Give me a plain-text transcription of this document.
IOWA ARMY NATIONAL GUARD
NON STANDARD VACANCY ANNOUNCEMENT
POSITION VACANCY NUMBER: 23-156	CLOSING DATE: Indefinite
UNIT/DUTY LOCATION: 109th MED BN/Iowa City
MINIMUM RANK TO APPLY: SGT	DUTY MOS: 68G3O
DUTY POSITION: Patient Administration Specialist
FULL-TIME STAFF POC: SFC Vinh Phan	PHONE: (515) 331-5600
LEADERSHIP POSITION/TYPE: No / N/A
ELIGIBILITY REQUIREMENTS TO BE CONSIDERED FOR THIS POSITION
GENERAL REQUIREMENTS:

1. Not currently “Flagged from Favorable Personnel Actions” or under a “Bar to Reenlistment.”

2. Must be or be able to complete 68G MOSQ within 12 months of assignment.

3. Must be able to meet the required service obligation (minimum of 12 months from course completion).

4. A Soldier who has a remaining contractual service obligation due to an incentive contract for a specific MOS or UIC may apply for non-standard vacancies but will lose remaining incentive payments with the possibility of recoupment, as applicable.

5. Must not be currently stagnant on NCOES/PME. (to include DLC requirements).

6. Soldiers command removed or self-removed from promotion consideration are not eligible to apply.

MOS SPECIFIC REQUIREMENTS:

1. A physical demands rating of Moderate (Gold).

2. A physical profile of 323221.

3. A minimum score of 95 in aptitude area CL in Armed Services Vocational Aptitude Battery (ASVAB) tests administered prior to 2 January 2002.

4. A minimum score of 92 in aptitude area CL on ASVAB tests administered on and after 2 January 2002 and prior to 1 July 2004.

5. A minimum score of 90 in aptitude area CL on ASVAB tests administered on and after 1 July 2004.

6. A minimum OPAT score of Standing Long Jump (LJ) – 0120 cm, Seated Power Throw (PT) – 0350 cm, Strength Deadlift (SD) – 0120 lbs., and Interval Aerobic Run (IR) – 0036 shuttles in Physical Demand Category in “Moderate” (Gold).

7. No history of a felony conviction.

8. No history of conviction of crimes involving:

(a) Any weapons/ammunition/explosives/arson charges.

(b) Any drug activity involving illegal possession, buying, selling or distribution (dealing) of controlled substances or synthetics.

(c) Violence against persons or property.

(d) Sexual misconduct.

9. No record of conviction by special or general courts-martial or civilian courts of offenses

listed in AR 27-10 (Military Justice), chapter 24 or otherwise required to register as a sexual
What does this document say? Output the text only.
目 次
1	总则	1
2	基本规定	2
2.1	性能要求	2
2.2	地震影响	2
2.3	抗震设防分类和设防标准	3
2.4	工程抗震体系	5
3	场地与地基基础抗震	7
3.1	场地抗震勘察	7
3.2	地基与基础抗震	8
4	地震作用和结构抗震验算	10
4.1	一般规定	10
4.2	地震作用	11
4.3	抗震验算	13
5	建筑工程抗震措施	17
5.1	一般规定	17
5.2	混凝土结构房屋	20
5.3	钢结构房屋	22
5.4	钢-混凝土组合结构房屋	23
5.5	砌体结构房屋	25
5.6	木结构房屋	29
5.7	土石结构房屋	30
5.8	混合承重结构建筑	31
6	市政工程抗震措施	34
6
__________
Transcribe all lines as written.

Give me a plain-text transcription of this document.
IOWA ARMY NATIONAL GUARD
NON STANDARD VACANCY ANNOUNCEMENT
POSITION VACANCY NUMBER: 23-156	CLOSING DATE: Indefinite
UNIT/DUTY LOCATION: 109th MED BN/Iowa City
MINIMUM RANK TO APPLY: SGT	DUTY MOS: 68G3O
DUTY POSITION: Patient Administration Specialist
FULL-TIME STAFF POC: SFC Vinh Phan	PHONE: (515) 331-5600
LEADERSHIP POSITION/TYPE: No / N/A
ELIGIBILITY REQUIREMENTS TO BE CONSIDERED FOR THIS POSITION
GENERAL REQUIREMENTS:

1. Not currently “Flagged from Favorable Personnel Actions” or under a “Bar to Reenlistment.”

2. Must be or be able to complete 68G MOSQ within 12 months of assignment.

3. Must be able to meet the required service obligation (minimum of 12 months from course completion).

4. A Soldier who has a remaining contractual service obligation due to an incentive contract for a specific MOS or UIC may apply for non-standard vacancies but will lose remaining incentive payments with the possibility of recoupment, as applicable.

5. Must not be currently stagnant on NCOES/PME. (to include DLC requirements).

6. Soldiers command removed or self-removed from promotion consideration are not eligible to apply.

MOS SPECIFIC REQUIREMENTS:

1. A physical demands rating of Moderate (Gold).

2. A physical profile of 323221.

3. A minimum score of 95 in aptitude area CL in Armed Services Vocational Aptitude Battery (ASVAB) tests administered prior to 2 January 2002.

4. A minimum score of 92 in aptitude area CL on ASVAB tests administered on and after 2 January 2002 and prior to 1 July 2004.

5. A minimum score of 90 in aptitude area CL on ASVAB tests administered on and after 1 July 2004.

6. A minimum OPAT score of Standing Long Jump (LJ) – 0120 cm, Seated Power Throw (PT) – 0350 cm, Strength Deadlift (SD) – 0120 lbs., and Interval Aerobic Run (IR) – 0036 shuttles in Physical Demand Category in “Moderate” (Gold).

7. No history of a felony conviction.

8. No history of conviction of crimes involving:

(a) Any weapons/ammunition/explosives/arson charges.

(b) Any drug activity involving illegal possession, buying, selling or distribution (dealing) of controlled substances or synthetics.

(c) Violence against persons or property.

(d) Sexual misconduct.

9. No record of conviction by special or general courts-martial or civilian courts of offenses

listed in AR 27-10 (Military Justice), chapter 24 or otherwise required to register as a sexual
What does this document say? Output the text only.
目 次
1	总则	1
2	基本规定	2
2.1	性能要求	2
2.2	地震影响	2
2.3	抗震设防分类和设防标准	3
2.4	工程抗震体系	5
3	场地与地基基础抗震	7
3.1	场地抗震勘察	7
3.2	地基与基础抗震	8
4	地震作用和结构抗震验算	10
4.1	一般规定	10
4.2	地震作用	11
4.3	抗震验算	13
5	建筑工程抗震措施	17
5.1	一般规定	17
5.2	混凝土结构房屋	20
5.3	钢结构房屋	22
5.4	钢-混凝土组合结构房屋	23
5.5	砌体结构房屋	25
5.6	木结构房屋	29
5.7	土石结构房屋	30
5.8	混合承重结构建筑	31
6	市政工程抗震措施	34
6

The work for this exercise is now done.